## Exercise prompt
Take every line from the listing below that includes "understand" and copy it.

+ + +

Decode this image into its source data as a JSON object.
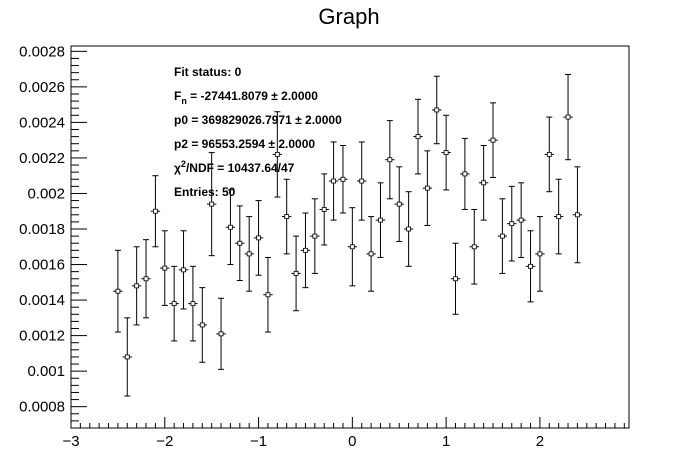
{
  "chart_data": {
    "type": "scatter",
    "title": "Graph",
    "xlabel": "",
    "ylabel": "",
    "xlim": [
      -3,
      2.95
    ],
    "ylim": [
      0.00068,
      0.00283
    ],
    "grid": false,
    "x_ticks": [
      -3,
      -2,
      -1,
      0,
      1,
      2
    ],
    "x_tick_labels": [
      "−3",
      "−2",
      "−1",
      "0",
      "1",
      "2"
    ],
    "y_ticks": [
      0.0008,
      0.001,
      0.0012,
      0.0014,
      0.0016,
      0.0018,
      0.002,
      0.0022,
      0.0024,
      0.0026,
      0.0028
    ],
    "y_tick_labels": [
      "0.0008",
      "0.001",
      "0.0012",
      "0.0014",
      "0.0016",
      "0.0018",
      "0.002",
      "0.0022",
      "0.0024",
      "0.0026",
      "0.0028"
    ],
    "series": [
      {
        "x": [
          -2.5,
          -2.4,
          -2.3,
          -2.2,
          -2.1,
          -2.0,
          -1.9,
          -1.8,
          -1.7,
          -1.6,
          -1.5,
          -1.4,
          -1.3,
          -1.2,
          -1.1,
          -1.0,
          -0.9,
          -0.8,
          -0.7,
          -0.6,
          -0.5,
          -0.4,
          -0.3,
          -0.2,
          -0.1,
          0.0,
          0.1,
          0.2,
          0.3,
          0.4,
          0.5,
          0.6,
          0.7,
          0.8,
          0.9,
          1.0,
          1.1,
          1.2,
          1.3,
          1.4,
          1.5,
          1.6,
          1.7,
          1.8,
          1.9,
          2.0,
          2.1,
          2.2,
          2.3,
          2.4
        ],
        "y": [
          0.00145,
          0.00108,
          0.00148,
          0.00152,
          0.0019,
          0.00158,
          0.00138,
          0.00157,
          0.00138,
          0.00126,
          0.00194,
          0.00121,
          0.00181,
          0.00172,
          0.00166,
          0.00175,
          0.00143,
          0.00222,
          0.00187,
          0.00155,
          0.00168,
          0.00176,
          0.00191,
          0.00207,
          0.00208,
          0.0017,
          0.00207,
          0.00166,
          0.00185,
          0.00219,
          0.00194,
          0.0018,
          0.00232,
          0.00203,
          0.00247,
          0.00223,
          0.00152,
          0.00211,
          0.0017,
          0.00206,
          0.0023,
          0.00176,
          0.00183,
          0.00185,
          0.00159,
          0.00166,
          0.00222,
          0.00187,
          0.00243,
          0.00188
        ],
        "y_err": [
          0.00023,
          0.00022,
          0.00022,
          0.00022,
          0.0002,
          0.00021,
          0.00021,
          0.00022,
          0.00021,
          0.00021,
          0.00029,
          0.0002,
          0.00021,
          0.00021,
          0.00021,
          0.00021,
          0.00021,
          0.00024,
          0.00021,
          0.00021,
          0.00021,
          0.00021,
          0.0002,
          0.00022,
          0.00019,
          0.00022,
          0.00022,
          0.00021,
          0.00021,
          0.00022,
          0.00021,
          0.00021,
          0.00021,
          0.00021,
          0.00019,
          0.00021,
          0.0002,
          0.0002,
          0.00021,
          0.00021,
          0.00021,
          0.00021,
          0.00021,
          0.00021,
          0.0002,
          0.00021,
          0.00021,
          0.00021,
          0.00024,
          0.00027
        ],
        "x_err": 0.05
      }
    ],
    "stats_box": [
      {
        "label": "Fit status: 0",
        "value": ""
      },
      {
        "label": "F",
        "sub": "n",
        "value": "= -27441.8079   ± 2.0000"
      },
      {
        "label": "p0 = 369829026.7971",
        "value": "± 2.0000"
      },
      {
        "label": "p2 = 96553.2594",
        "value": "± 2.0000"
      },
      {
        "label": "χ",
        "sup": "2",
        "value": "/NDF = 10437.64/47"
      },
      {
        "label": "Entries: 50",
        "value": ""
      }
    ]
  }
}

+ + +

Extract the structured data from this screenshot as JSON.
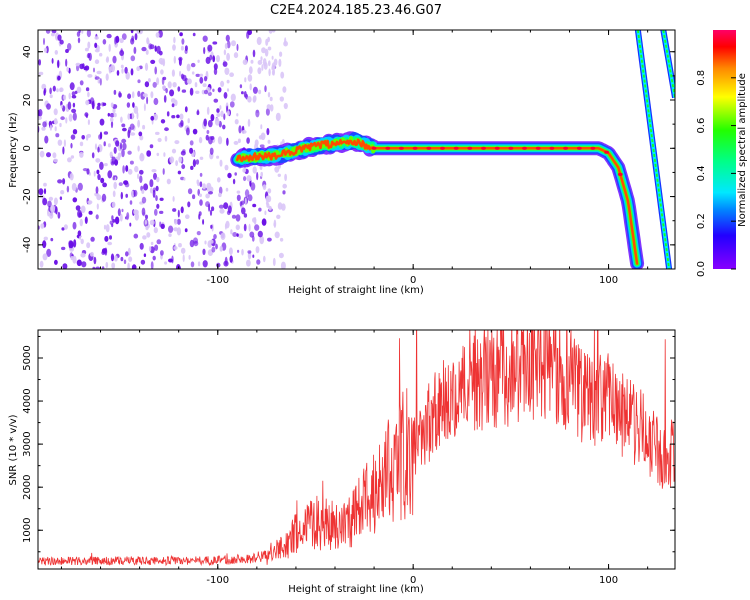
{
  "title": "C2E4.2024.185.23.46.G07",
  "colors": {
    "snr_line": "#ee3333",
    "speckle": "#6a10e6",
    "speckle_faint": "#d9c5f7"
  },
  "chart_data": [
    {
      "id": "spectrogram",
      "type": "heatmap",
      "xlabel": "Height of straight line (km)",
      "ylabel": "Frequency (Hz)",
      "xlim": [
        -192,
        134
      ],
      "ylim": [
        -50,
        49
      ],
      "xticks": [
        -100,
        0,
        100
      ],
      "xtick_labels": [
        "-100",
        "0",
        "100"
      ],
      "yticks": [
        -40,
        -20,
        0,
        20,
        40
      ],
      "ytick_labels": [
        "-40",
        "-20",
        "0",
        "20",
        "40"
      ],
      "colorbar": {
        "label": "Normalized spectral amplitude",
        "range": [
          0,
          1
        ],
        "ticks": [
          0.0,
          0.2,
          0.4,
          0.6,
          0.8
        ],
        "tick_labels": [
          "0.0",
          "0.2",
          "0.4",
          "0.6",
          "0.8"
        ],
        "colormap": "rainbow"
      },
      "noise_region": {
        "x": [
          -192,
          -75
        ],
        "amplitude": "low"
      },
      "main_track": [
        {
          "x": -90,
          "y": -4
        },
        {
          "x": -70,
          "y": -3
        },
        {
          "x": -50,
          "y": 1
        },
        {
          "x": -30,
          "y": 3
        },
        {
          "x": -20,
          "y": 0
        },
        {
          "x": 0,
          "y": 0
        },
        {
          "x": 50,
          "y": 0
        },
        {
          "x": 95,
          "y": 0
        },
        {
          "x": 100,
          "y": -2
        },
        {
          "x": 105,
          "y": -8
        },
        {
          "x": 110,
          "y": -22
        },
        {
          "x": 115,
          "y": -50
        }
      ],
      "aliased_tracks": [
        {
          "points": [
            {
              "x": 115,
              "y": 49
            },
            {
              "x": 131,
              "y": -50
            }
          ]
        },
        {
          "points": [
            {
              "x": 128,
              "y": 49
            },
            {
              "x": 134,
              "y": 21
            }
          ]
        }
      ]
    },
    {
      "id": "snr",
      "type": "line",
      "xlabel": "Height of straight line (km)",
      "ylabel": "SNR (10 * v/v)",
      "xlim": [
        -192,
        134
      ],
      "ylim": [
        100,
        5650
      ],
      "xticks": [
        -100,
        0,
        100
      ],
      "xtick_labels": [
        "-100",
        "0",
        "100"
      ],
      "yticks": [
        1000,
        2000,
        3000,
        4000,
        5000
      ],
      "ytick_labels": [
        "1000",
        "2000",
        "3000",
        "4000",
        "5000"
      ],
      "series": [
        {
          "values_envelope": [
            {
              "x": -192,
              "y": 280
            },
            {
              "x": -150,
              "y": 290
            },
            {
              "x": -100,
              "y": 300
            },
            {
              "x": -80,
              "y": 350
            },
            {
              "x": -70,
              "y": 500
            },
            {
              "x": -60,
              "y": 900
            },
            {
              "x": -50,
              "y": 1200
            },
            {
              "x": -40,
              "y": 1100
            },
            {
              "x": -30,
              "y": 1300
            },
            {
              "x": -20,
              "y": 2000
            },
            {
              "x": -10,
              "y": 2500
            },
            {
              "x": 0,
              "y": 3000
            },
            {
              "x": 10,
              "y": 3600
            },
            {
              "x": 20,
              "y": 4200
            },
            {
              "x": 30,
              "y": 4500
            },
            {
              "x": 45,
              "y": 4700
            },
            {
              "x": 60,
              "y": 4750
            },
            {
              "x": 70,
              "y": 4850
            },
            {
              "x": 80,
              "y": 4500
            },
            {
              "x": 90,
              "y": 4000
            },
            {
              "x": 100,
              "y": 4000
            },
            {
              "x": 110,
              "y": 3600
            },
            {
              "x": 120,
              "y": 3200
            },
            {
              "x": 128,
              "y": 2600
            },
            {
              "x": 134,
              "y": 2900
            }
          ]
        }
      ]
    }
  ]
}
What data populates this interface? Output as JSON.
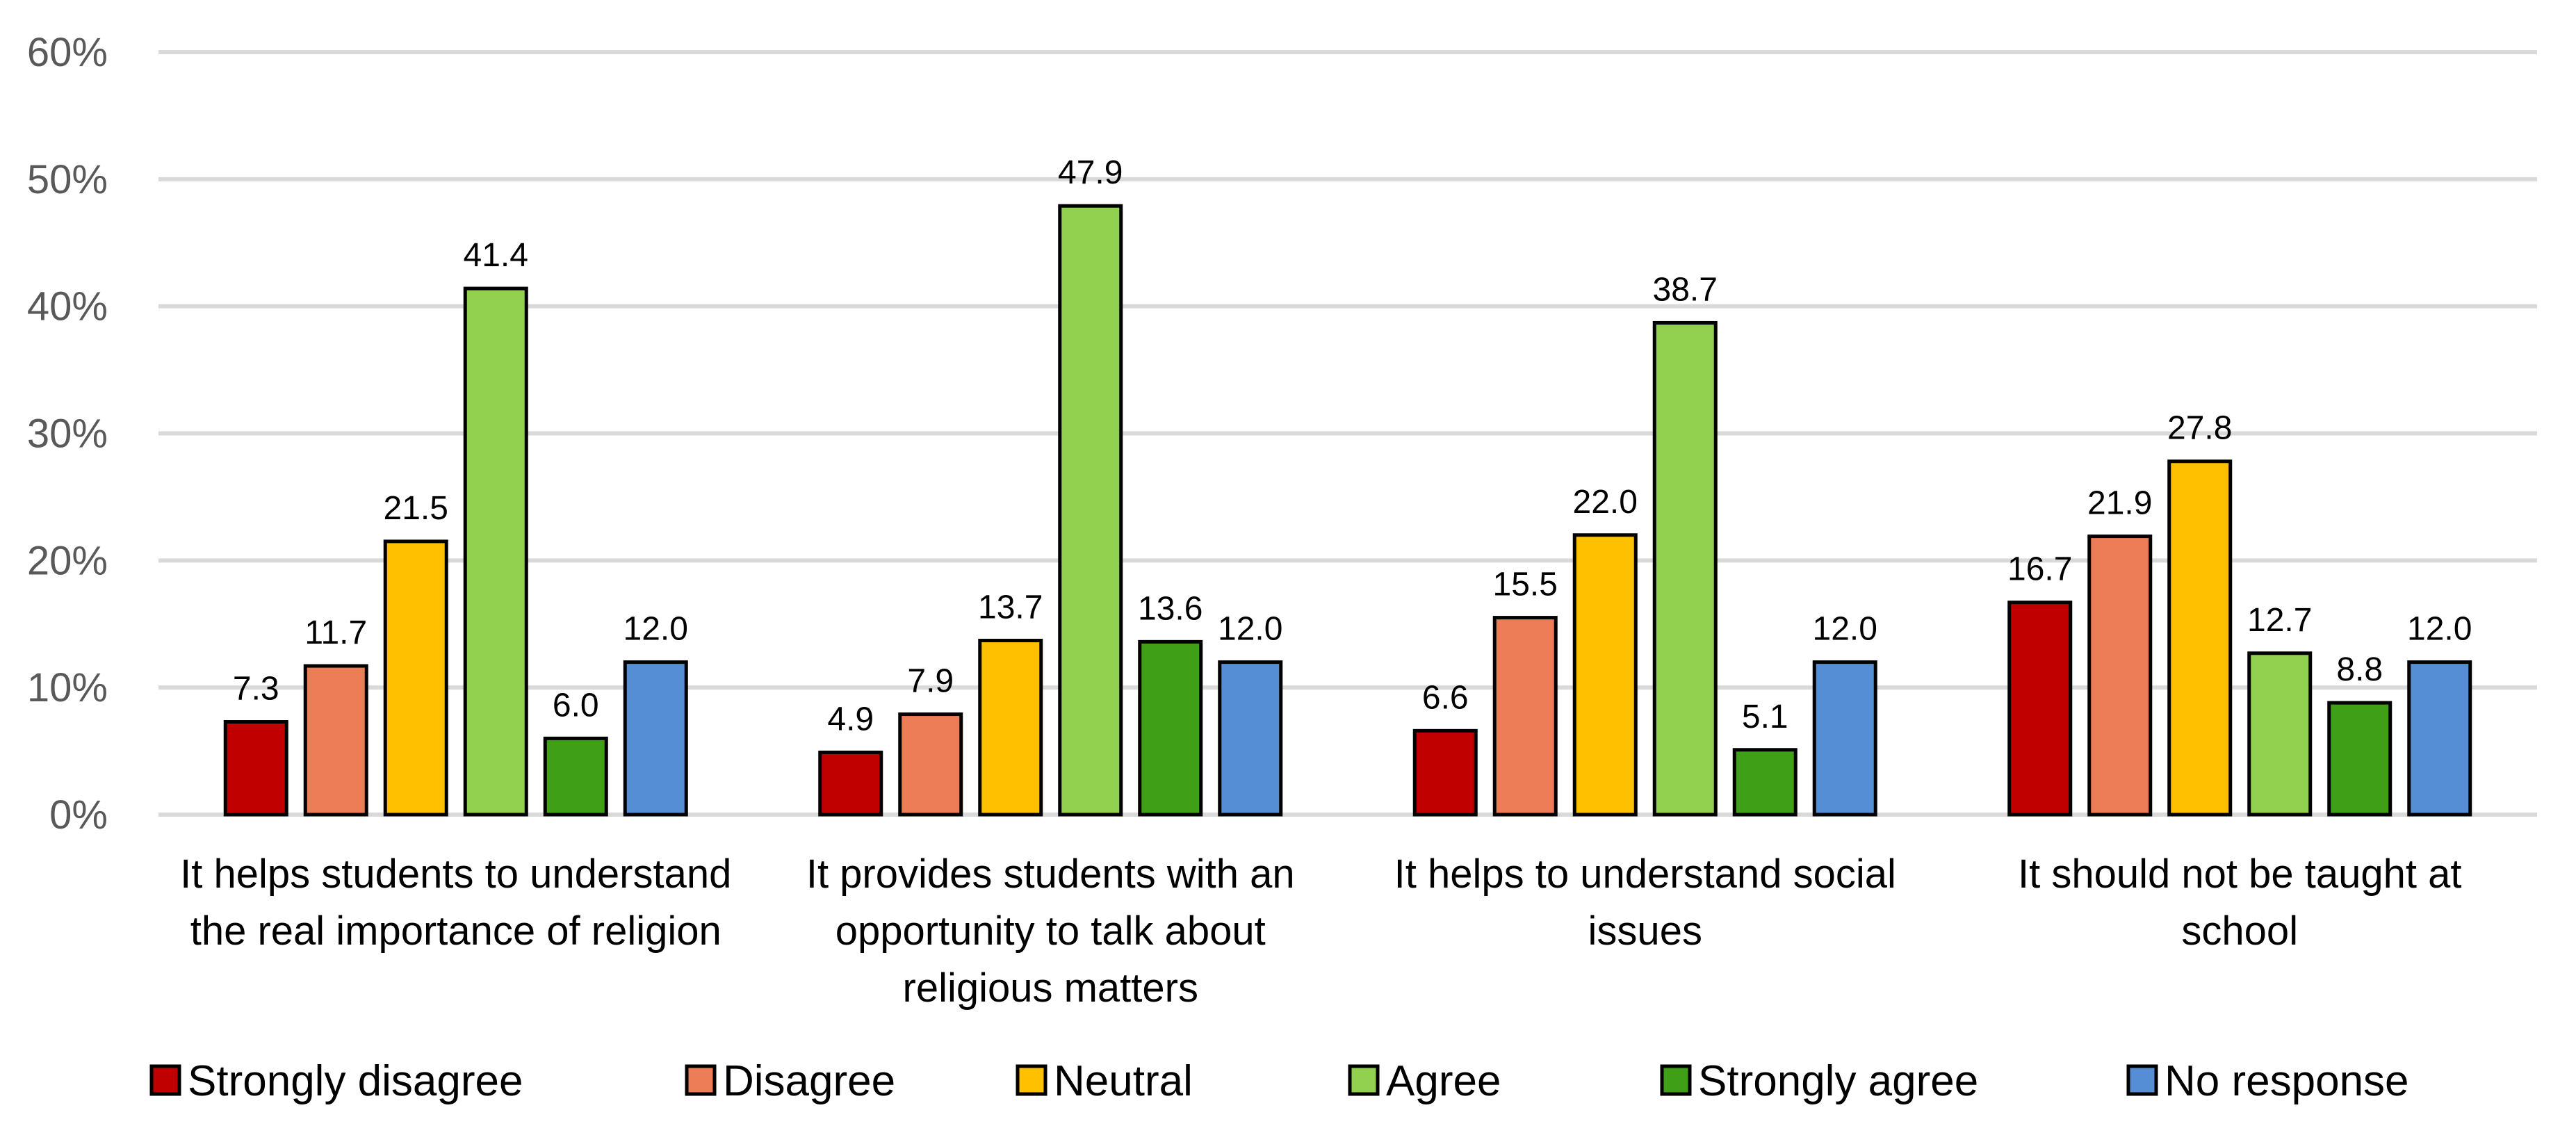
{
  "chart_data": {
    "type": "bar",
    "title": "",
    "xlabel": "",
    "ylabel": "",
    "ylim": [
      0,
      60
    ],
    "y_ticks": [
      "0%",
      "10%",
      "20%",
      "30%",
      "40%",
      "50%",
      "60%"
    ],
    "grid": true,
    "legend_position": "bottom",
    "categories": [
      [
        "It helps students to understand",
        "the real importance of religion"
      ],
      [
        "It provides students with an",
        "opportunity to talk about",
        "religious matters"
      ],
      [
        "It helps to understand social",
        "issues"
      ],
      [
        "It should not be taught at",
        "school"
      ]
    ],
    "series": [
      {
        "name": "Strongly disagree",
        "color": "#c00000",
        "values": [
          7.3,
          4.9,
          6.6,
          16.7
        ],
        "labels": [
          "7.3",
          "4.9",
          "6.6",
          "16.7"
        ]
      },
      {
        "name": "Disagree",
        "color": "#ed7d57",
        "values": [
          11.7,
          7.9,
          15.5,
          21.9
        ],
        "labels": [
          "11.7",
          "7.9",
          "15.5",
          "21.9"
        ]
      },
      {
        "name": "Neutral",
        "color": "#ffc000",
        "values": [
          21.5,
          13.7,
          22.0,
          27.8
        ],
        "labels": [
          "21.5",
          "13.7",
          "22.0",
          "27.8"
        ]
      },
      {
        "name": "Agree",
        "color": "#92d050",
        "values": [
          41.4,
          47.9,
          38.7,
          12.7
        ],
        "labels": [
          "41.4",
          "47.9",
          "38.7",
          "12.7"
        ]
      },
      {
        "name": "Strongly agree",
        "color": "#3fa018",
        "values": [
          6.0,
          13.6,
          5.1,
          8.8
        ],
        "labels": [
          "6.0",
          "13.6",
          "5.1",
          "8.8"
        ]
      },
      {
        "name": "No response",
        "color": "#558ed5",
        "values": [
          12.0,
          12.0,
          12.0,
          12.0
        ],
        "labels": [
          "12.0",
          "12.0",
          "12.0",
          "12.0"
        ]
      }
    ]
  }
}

+ + +

## Exercise output
        "It helps students to understand",
        "It helps to understand social",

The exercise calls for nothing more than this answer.